[START OF MATERIAL]
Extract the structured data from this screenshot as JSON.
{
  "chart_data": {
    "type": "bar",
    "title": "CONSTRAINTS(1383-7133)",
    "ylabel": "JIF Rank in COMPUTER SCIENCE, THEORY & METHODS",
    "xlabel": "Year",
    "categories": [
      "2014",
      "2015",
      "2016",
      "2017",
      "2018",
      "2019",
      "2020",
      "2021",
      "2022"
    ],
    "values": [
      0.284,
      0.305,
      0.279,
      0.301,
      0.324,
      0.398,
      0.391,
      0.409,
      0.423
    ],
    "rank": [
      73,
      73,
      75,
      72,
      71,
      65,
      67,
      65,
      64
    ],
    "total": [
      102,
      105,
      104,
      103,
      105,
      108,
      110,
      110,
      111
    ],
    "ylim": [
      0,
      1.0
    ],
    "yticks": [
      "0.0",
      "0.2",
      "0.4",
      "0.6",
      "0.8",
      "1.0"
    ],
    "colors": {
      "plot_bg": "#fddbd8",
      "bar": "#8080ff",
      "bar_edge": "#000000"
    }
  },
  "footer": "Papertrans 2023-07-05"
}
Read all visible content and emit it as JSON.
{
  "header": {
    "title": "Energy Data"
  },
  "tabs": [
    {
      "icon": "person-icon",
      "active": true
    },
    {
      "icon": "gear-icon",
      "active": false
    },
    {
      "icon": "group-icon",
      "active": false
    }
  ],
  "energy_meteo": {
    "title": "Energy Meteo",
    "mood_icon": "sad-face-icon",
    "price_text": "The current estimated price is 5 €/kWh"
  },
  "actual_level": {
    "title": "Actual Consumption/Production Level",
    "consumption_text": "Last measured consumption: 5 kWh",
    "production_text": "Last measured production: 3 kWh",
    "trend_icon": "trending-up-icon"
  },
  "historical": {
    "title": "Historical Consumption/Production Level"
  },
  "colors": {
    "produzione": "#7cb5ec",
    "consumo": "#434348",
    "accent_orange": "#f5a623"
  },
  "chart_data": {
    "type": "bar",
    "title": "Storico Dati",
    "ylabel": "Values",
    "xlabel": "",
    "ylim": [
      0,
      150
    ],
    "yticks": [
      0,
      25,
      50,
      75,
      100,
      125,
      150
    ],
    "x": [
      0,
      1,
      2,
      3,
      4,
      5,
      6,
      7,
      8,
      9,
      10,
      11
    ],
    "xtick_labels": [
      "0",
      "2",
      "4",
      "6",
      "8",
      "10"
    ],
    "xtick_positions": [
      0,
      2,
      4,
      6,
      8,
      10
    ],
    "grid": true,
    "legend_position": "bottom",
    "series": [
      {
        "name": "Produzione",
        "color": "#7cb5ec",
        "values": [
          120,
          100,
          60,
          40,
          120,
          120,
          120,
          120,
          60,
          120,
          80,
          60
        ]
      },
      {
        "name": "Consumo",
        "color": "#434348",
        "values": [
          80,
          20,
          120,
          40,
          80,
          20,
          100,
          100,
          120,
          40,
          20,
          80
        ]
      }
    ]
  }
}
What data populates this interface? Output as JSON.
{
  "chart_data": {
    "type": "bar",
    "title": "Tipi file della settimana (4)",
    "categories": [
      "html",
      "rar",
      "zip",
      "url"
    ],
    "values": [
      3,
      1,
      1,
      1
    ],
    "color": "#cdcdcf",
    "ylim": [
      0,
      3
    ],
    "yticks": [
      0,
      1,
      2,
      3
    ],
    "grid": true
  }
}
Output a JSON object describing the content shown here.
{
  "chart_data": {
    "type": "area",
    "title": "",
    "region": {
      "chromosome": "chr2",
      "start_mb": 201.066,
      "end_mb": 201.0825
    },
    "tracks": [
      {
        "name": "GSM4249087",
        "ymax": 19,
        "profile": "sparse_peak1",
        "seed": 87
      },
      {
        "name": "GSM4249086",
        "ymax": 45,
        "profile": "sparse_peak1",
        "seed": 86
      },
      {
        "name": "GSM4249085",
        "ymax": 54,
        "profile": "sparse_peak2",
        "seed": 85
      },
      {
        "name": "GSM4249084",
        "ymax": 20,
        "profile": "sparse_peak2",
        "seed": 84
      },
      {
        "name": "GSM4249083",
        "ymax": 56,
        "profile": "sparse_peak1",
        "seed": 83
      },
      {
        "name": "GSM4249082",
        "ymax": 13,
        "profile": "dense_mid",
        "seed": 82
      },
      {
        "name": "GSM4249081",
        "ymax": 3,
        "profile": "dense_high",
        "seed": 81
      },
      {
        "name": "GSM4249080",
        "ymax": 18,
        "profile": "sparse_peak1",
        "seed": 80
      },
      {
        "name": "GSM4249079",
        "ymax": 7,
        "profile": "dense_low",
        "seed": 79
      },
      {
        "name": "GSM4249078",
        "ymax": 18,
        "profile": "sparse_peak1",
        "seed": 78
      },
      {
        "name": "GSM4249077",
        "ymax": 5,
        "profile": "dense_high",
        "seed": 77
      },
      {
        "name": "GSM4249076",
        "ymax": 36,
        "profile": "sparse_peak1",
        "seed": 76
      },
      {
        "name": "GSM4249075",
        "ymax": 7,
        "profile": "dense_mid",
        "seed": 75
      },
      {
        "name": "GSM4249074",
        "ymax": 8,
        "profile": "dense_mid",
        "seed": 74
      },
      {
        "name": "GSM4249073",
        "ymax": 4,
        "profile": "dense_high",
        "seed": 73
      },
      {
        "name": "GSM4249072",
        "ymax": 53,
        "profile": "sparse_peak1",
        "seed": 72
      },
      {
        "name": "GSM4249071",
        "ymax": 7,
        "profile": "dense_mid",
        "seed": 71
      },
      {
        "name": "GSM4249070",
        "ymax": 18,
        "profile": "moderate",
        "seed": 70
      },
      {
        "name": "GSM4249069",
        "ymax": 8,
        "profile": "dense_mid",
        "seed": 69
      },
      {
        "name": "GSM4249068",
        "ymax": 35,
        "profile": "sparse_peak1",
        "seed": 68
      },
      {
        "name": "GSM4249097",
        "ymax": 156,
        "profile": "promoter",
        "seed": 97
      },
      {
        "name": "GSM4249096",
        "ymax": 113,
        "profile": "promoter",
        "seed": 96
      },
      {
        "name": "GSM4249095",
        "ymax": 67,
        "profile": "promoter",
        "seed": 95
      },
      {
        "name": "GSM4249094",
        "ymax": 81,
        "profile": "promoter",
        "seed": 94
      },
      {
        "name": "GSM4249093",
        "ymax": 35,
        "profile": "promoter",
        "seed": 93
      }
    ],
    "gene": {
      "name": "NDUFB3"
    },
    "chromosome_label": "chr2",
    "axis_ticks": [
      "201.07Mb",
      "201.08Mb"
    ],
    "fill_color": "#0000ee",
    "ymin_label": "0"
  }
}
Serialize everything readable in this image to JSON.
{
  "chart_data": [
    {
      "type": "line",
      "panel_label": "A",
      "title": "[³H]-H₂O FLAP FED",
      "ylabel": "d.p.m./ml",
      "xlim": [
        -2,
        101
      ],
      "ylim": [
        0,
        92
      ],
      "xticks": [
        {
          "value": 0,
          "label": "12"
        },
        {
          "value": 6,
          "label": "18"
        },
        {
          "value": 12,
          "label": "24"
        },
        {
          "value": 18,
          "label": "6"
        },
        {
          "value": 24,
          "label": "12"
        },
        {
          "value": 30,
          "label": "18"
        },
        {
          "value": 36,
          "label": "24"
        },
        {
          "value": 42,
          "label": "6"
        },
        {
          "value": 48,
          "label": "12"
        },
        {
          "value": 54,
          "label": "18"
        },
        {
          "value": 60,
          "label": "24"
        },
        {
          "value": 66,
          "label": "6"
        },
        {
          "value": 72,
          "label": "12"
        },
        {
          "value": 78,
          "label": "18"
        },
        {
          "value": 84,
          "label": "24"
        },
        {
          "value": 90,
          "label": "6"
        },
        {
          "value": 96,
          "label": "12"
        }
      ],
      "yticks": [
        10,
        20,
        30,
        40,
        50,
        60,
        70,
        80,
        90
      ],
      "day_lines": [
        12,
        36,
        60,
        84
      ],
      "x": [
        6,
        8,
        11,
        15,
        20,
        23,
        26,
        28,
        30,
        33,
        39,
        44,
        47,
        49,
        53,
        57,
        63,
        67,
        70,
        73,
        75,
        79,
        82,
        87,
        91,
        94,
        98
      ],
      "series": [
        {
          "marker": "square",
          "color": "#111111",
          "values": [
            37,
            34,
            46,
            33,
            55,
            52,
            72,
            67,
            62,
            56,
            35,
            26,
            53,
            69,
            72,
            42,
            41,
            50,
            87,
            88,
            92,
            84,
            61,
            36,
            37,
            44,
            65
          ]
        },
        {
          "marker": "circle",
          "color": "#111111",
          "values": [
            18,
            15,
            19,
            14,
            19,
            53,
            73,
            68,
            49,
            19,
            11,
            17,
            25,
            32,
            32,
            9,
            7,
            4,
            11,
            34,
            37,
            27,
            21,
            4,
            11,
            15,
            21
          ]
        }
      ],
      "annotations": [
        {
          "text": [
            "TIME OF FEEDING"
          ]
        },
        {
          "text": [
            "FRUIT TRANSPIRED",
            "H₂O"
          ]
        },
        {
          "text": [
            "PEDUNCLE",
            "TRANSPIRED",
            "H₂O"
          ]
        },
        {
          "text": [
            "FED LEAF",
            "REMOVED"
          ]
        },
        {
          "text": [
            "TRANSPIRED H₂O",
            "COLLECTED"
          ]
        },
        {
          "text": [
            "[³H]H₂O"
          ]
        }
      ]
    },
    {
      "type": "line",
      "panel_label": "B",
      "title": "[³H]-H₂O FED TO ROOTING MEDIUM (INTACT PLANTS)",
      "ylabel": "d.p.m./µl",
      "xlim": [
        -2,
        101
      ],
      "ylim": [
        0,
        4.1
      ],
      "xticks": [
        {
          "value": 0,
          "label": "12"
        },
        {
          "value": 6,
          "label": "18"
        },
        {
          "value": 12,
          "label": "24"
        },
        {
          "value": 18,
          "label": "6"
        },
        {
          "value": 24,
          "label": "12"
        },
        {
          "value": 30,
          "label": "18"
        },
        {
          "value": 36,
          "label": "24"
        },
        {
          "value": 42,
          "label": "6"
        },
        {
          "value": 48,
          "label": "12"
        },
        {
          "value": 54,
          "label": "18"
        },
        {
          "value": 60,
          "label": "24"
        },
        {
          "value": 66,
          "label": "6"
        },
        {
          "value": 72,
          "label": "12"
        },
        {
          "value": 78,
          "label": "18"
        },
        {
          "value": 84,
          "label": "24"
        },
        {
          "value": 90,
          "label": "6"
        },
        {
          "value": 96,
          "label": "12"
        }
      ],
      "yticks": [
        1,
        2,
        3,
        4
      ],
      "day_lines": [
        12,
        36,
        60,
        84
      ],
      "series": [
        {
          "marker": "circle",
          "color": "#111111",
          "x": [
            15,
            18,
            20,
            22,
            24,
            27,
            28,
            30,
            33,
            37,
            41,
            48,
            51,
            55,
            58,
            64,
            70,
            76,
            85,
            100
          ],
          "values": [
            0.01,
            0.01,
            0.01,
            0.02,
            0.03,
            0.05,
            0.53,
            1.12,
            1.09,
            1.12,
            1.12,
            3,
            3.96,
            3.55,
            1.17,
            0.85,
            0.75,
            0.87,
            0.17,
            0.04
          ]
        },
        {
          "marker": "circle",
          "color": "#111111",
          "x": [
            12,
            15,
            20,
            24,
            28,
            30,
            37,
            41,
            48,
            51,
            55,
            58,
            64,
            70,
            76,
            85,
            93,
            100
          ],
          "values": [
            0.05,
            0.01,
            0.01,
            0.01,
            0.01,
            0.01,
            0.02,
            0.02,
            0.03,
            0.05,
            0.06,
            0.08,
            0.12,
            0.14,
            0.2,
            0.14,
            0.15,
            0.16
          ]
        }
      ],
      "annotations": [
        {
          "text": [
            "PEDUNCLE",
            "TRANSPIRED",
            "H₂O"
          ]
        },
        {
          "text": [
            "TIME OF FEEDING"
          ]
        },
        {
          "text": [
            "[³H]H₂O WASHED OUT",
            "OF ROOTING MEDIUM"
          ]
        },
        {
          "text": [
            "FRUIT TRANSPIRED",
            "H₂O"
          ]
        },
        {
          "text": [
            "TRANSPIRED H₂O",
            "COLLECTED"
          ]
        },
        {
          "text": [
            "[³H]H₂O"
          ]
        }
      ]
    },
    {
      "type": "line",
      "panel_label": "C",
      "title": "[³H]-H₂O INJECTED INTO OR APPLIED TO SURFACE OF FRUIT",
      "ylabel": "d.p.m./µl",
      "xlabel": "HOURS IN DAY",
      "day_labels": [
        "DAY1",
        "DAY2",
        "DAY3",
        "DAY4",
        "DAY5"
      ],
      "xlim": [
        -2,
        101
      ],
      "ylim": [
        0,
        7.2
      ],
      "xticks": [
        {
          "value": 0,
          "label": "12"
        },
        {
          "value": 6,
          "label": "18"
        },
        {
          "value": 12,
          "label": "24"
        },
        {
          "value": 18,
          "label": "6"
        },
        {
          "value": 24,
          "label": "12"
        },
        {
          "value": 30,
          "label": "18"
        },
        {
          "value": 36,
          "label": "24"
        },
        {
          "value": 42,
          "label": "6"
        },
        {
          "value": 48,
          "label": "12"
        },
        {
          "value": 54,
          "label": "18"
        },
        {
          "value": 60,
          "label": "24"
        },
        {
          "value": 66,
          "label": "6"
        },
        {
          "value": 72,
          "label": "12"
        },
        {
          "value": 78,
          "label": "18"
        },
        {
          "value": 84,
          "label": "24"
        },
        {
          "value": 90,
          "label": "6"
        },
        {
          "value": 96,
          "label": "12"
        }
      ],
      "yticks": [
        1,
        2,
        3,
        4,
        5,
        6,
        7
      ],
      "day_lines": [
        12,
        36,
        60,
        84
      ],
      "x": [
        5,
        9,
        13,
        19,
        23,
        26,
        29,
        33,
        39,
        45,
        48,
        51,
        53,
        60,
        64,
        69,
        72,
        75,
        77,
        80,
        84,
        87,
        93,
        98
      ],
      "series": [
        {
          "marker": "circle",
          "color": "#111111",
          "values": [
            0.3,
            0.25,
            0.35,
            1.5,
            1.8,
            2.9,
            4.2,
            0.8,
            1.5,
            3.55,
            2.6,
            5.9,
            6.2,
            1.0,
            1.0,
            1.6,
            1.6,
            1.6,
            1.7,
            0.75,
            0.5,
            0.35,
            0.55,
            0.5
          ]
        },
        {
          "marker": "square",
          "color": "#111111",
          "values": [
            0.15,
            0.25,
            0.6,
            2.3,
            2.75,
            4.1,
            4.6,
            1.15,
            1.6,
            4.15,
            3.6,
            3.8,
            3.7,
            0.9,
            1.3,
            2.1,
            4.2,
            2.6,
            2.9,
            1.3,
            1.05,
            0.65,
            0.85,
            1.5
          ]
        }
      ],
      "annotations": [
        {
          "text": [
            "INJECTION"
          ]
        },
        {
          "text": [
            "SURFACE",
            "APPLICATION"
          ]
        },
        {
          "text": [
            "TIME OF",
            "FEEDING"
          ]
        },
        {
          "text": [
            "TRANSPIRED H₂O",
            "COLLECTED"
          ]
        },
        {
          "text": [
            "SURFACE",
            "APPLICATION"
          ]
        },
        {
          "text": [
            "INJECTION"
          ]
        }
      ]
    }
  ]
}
[END OF MATERIAL]
Lines holding the word "content" in the entries above are the ones to pull out. Copy them all.

Read all visible content and emit it as JSON.
Output a JSON object describing the content shown here.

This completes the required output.